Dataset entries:
================

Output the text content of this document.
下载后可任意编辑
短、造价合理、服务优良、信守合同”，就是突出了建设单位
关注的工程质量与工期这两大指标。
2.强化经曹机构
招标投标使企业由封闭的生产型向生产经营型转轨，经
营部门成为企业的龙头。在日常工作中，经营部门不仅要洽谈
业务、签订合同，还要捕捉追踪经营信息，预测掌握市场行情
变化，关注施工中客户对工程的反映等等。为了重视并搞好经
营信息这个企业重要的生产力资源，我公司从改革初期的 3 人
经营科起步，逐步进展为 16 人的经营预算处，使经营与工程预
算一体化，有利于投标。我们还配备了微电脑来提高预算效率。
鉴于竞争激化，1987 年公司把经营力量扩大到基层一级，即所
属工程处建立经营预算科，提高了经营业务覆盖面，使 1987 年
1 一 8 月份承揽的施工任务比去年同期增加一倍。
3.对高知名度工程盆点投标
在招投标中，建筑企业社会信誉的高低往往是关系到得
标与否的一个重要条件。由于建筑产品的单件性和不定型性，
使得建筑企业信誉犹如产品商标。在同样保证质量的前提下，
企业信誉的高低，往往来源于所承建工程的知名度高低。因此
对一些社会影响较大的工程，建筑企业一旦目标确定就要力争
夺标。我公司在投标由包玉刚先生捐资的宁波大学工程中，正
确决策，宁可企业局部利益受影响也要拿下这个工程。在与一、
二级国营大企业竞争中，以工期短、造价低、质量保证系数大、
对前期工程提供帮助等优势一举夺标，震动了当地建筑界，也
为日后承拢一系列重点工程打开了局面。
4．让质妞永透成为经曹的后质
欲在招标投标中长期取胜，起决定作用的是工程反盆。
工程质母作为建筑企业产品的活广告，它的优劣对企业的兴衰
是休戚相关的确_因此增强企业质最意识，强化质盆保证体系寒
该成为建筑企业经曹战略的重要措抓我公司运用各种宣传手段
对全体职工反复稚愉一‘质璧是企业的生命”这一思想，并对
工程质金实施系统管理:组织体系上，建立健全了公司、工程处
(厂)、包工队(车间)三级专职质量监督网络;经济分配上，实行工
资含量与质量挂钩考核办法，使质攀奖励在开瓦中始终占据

================

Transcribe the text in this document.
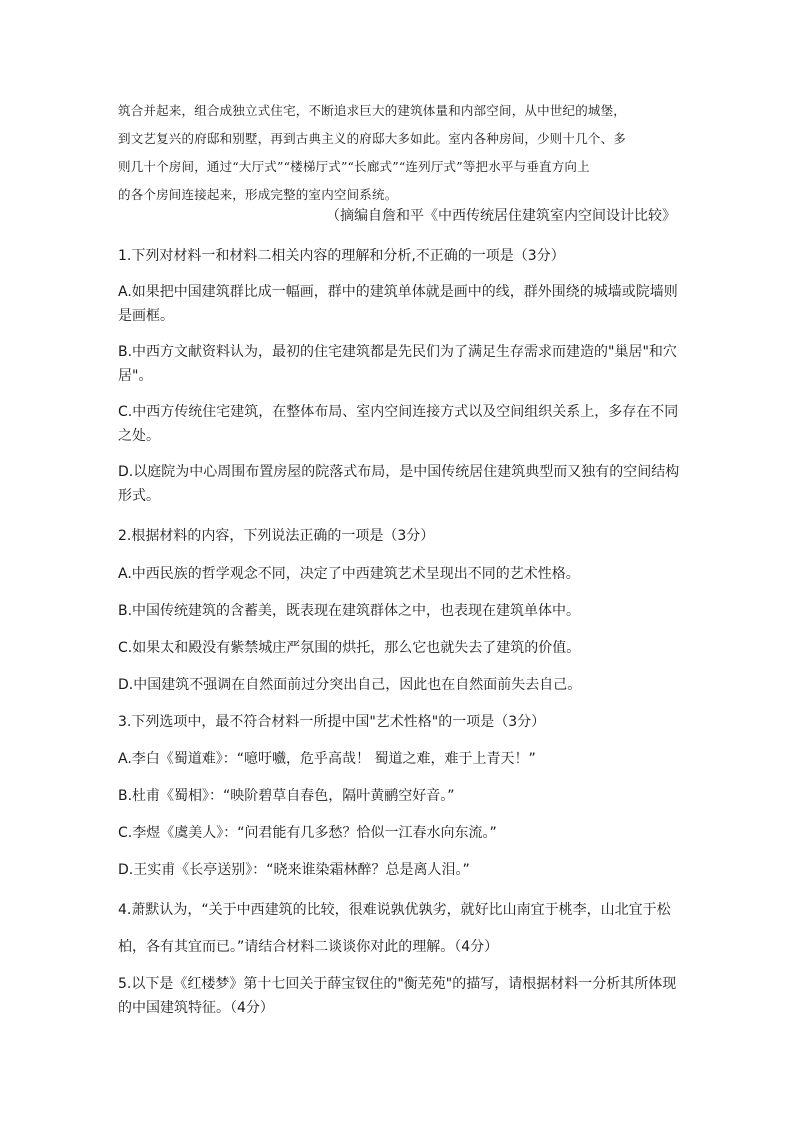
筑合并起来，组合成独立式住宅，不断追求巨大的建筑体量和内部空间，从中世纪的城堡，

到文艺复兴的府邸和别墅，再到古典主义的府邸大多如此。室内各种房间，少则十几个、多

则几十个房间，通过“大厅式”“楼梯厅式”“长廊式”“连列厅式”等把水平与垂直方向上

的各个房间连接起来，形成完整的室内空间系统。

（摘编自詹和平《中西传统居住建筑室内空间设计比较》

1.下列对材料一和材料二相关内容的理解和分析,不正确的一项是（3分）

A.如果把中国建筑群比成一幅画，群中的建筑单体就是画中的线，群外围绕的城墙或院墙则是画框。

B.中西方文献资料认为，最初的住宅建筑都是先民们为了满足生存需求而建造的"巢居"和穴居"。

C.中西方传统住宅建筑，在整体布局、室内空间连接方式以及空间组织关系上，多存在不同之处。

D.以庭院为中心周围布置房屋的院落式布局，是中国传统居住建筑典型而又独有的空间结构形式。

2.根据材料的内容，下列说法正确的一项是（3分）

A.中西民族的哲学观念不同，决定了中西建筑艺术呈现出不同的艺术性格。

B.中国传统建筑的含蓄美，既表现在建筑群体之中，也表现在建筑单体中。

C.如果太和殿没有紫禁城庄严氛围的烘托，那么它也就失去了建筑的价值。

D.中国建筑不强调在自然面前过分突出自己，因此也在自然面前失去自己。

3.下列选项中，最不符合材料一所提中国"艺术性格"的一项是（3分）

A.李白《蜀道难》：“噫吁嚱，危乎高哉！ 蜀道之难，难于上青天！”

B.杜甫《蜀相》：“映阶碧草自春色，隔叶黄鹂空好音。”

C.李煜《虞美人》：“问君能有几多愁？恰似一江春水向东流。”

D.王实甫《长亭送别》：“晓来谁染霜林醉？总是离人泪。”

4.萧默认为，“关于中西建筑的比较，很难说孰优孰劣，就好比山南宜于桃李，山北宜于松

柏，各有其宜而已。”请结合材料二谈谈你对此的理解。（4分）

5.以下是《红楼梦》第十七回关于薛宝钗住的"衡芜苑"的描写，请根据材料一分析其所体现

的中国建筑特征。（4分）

================

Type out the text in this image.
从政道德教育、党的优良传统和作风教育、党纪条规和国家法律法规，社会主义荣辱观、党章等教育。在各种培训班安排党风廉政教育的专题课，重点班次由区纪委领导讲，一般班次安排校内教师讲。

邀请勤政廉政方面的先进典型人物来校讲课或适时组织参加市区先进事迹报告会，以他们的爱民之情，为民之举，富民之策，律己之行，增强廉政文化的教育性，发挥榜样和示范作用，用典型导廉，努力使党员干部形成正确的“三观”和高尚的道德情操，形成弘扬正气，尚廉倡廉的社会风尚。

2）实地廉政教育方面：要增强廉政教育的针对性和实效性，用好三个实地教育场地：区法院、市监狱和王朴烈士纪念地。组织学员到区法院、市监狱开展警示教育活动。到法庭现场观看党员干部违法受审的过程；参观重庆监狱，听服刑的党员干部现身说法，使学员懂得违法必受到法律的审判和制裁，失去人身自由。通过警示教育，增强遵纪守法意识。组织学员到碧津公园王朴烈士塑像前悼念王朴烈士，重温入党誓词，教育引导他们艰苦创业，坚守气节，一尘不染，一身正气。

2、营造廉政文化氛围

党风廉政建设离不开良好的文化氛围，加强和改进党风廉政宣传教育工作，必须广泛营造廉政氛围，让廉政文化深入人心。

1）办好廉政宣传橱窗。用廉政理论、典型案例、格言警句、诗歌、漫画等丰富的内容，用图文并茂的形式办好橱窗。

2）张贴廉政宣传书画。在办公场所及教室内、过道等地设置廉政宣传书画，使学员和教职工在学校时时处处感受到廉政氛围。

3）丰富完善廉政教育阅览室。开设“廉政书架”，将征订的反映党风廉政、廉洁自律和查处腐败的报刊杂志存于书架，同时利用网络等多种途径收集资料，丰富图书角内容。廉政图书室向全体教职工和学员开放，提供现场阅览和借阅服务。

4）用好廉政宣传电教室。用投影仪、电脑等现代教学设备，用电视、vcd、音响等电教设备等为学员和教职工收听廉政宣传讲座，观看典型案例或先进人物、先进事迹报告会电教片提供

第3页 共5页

================

WHAT IS ASKED: Copy each line above where the string "document" occurs.

WRITTEN ANSWER:
Output the text content of this document.
Transcribe the text in this document.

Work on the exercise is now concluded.